## YOUR INSTRUCTIONS
Give back a single number, the count of lines containing the word "this".

══ DATA RECORDS

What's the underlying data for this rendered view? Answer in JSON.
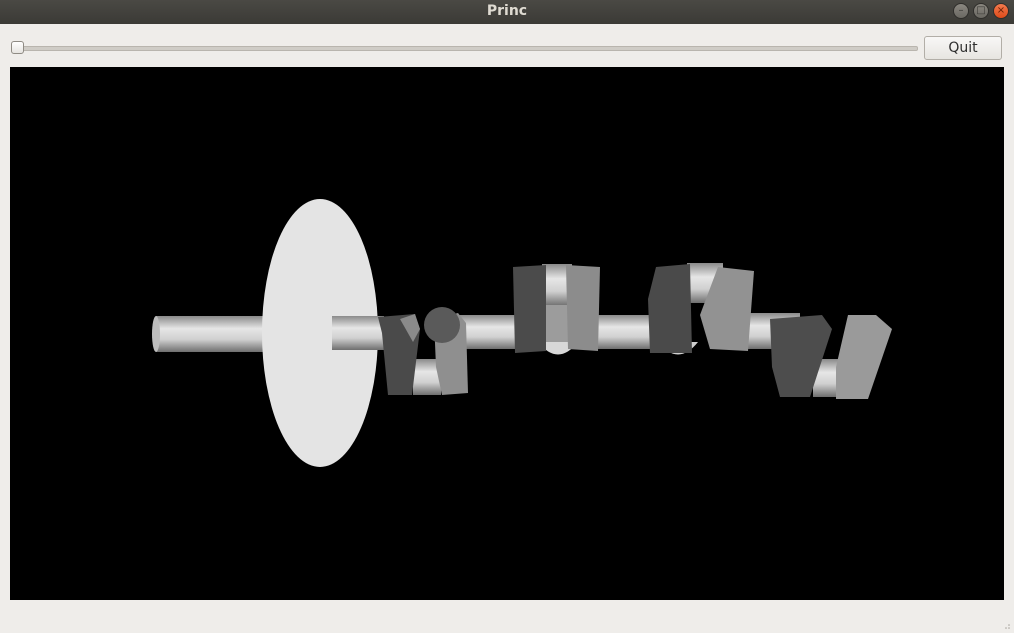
{
  "window": {
    "title": "Princ"
  },
  "window_controls": [
    "minimize-icon",
    "maximize-icon",
    "close-icon"
  ],
  "toolbar": {
    "slider": {
      "value": 0
    },
    "quit_label": "Quit"
  },
  "viewport": {
    "background": "#000000",
    "model_color": "#d9d9d9"
  }
}
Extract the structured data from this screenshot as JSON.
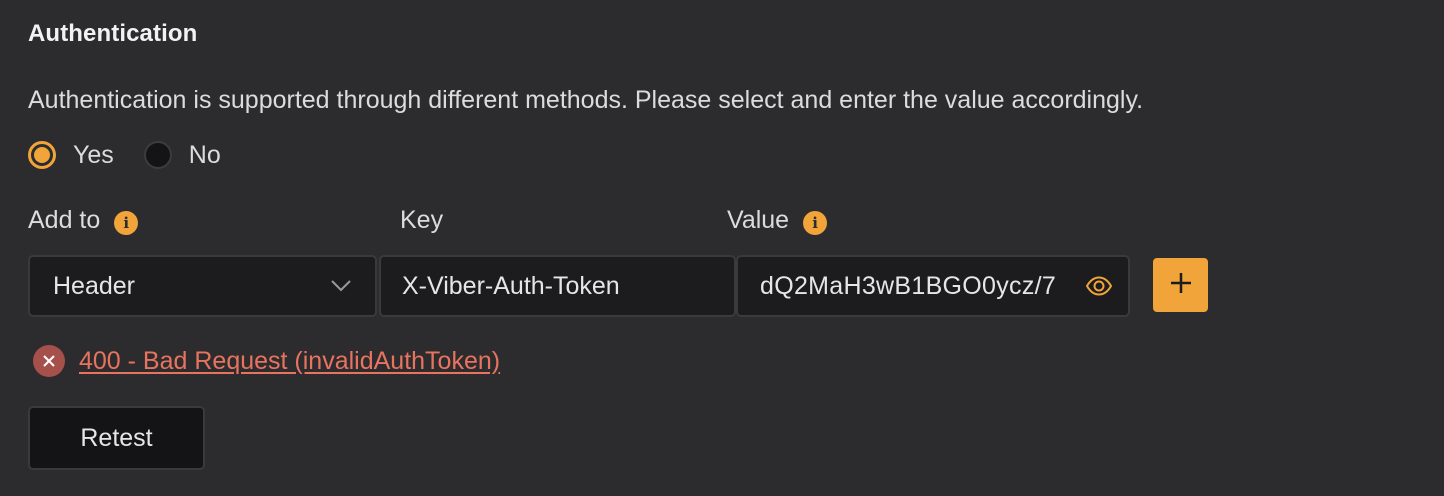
{
  "section": {
    "title": "Authentication",
    "description": "Authentication is supported through different methods. Please select and enter the value accordingly."
  },
  "auth_toggle": {
    "options": [
      {
        "label": "Yes",
        "checked": true
      },
      {
        "label": "No",
        "checked": false
      }
    ]
  },
  "fields": {
    "add_to_label": "Add to",
    "add_to_info_icon": "info-icon",
    "key_label": "Key",
    "value_label": "Value",
    "value_info_icon": "info-icon"
  },
  "inputs": {
    "add_to_selected": "Header",
    "key_value": "X-Viber-Auth-Token",
    "value_value": "dQ2MaH3wB1BGO0ycz/7"
  },
  "icons": {
    "dropdown": "chevron-down-icon",
    "reveal": "eye-icon",
    "add": "plus-icon",
    "error": "close-icon"
  },
  "status": {
    "error_text": "400 - Bad Request (invalidAuthToken)"
  },
  "actions": {
    "retest_label": "Retest"
  },
  "colors": {
    "background": "#2c2c2e",
    "accent": "#f0a43a",
    "error": "#e8735f",
    "error_icon_bg": "#a5504a",
    "input_bg": "#1c1c1e"
  }
}
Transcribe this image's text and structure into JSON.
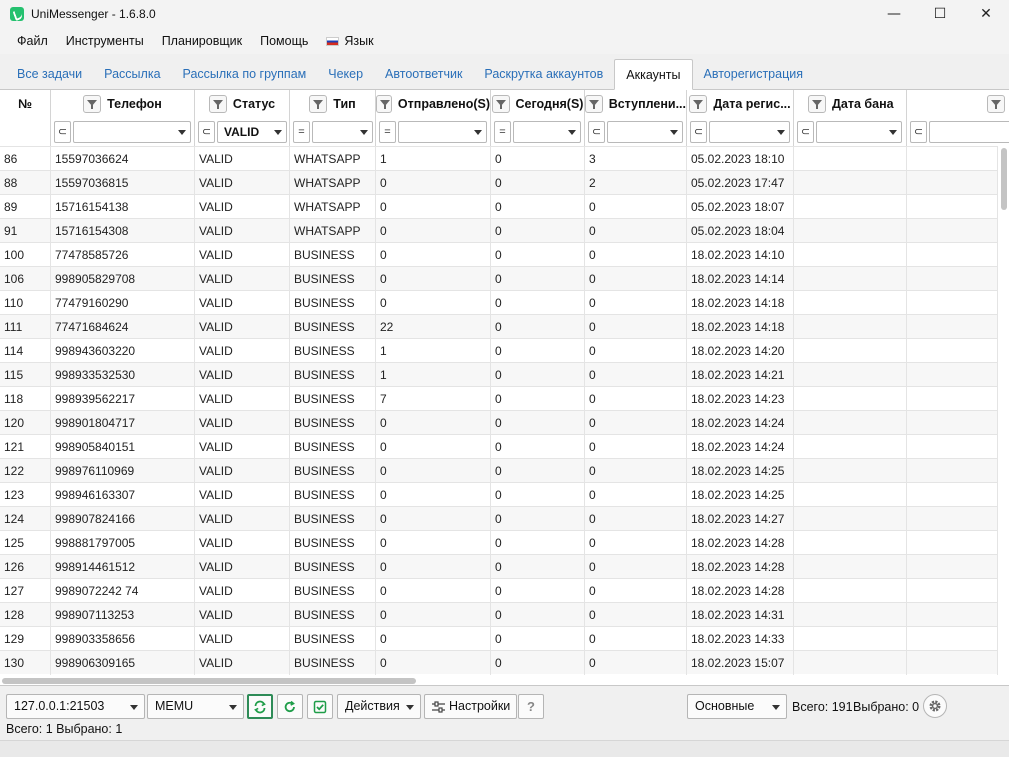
{
  "window": {
    "title": "UniMessenger - 1.6.8.0"
  },
  "menu": [
    "Файл",
    "Инструменты",
    "Планировщик",
    "Помощь",
    "Язык"
  ],
  "tabs": [
    {
      "label": "Все задачи",
      "active": false
    },
    {
      "label": "Рассылка",
      "active": false
    },
    {
      "label": "Рассылка по группам",
      "active": false
    },
    {
      "label": "Чекер",
      "active": false
    },
    {
      "label": "Автоответчик",
      "active": false
    },
    {
      "label": "Раскрутка аккаунтов",
      "active": false
    },
    {
      "label": "Аккаунты",
      "active": true
    },
    {
      "label": "Авторегистрация",
      "active": false
    }
  ],
  "columns": [
    "№",
    "Телефон",
    "Статус",
    "Тип",
    "Отправлено(S)",
    "Сегодня(S)",
    "Вступлени...",
    "Дата регис...",
    "Дата бана"
  ],
  "filters": {
    "status_value": "VALID",
    "ops": [
      "⊂",
      "⊂",
      "⊂",
      "=",
      "=",
      "=",
      "⊂",
      "⊂",
      "⊂"
    ]
  },
  "rows": [
    [
      "86",
      "15597036624",
      "VALID",
      "WHATSAPP",
      "1",
      "0",
      "3",
      "05.02.2023 18:10",
      ""
    ],
    [
      "88",
      "15597036815",
      "VALID",
      "WHATSAPP",
      "0",
      "0",
      "2",
      "05.02.2023 17:47",
      ""
    ],
    [
      "89",
      "15716154138",
      "VALID",
      "WHATSAPP",
      "0",
      "0",
      "0",
      "05.02.2023 18:07",
      ""
    ],
    [
      "91",
      "15716154308",
      "VALID",
      "WHATSAPP",
      "0",
      "0",
      "0",
      "05.02.2023 18:04",
      ""
    ],
    [
      "100",
      "77478585726",
      "VALID",
      "BUSINESS",
      "0",
      "0",
      "0",
      "18.02.2023 14:10",
      ""
    ],
    [
      "106",
      "998905829708",
      "VALID",
      "BUSINESS",
      "0",
      "0",
      "0",
      "18.02.2023 14:14",
      ""
    ],
    [
      "110",
      "77479160290",
      "VALID",
      "BUSINESS",
      "0",
      "0",
      "0",
      "18.02.2023 14:18",
      ""
    ],
    [
      "111",
      "77471684624",
      "VALID",
      "BUSINESS",
      "22",
      "0",
      "0",
      "18.02.2023 14:18",
      ""
    ],
    [
      "114",
      "998943603220",
      "VALID",
      "BUSINESS",
      "1",
      "0",
      "0",
      "18.02.2023 14:20",
      ""
    ],
    [
      "115",
      "998933532530",
      "VALID",
      "BUSINESS",
      "1",
      "0",
      "0",
      "18.02.2023 14:21",
      ""
    ],
    [
      "118",
      "998939562217",
      "VALID",
      "BUSINESS",
      "7",
      "0",
      "0",
      "18.02.2023 14:23",
      ""
    ],
    [
      "120",
      "998901804717",
      "VALID",
      "BUSINESS",
      "0",
      "0",
      "0",
      "18.02.2023 14:24",
      ""
    ],
    [
      "121",
      "998905840151",
      "VALID",
      "BUSINESS",
      "0",
      "0",
      "0",
      "18.02.2023 14:24",
      ""
    ],
    [
      "122",
      "998976110969",
      "VALID",
      "BUSINESS",
      "0",
      "0",
      "0",
      "18.02.2023 14:25",
      ""
    ],
    [
      "123",
      "998946163307",
      "VALID",
      "BUSINESS",
      "0",
      "0",
      "0",
      "18.02.2023 14:25",
      ""
    ],
    [
      "124",
      "998907824166",
      "VALID",
      "BUSINESS",
      "0",
      "0",
      "0",
      "18.02.2023 14:27",
      ""
    ],
    [
      "125",
      "998881797005",
      "VALID",
      "BUSINESS",
      "0",
      "0",
      "0",
      "18.02.2023 14:28",
      ""
    ],
    [
      "126",
      "998914461512",
      "VALID",
      "BUSINESS",
      "0",
      "0",
      "0",
      "18.02.2023 14:28",
      ""
    ],
    [
      "127",
      "9989072242 74",
      "VALID",
      "BUSINESS",
      "0",
      "0",
      "0",
      "18.02.2023 14:28",
      ""
    ],
    [
      "128",
      "998907113253",
      "VALID",
      "BUSINESS",
      "0",
      "0",
      "0",
      "18.02.2023 14:31",
      ""
    ],
    [
      "129",
      "998903358656",
      "VALID",
      "BUSINESS",
      "0",
      "0",
      "0",
      "18.02.2023 14:33",
      ""
    ],
    [
      "130",
      "998906309165",
      "VALID",
      "BUSINESS",
      "0",
      "0",
      "0",
      "18.02.2023 15:07",
      ""
    ]
  ],
  "toolbar": {
    "address": "127.0.0.1:21503",
    "emulator": "MEMU",
    "actions_label": "Действия",
    "settings_label": "Настройки",
    "help_label": "?",
    "view_mode": "Основные",
    "total_label": "Всего: 191",
    "selected_label": "Выбрано: 0"
  },
  "status": {
    "text": "Всего: 1  Выбрано: 1"
  }
}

════

## COMPLETE RESPONSE
3